■ **SHORT TASK**
Copy out every line that contains "color".
+--
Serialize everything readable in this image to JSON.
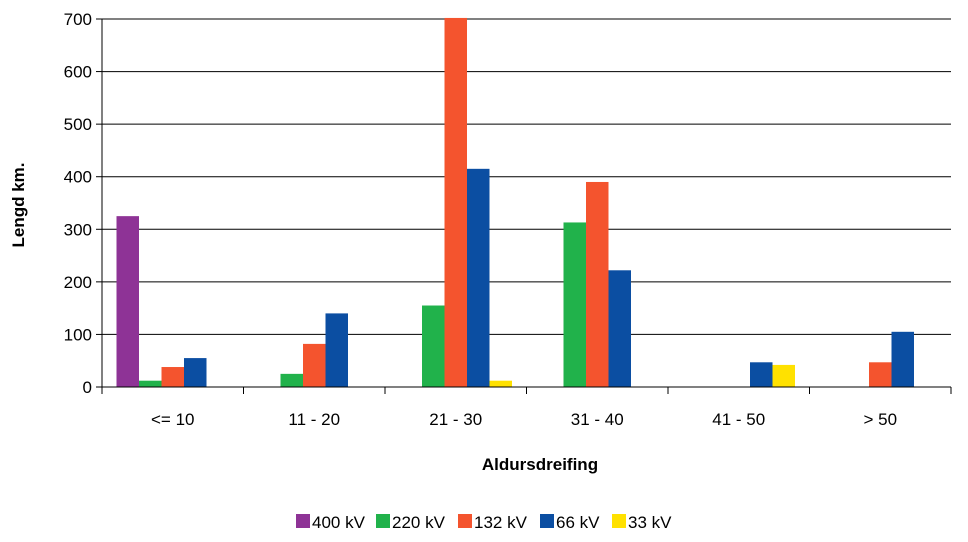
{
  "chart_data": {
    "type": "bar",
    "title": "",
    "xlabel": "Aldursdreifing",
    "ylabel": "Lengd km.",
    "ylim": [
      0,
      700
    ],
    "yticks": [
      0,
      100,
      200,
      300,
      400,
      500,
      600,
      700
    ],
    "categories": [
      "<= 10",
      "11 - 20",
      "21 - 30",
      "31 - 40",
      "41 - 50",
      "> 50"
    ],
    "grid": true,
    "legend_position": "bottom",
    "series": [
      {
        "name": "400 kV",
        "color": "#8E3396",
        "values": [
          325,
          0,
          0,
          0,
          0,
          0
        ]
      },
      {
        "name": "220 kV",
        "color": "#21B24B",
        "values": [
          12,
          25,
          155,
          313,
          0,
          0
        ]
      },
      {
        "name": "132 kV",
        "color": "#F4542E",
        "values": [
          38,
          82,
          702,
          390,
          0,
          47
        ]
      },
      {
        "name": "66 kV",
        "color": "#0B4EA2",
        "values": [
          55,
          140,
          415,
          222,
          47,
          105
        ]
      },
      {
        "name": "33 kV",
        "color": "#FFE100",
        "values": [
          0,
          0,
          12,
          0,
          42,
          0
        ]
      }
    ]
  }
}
+--
■ **RESULT OF THE TASK**
        "color": "#8E3396",
        "color": "#21B24B",
        "color": "#F4542E",
        "color": "#0B4EA2",
        "color": "#FFE100",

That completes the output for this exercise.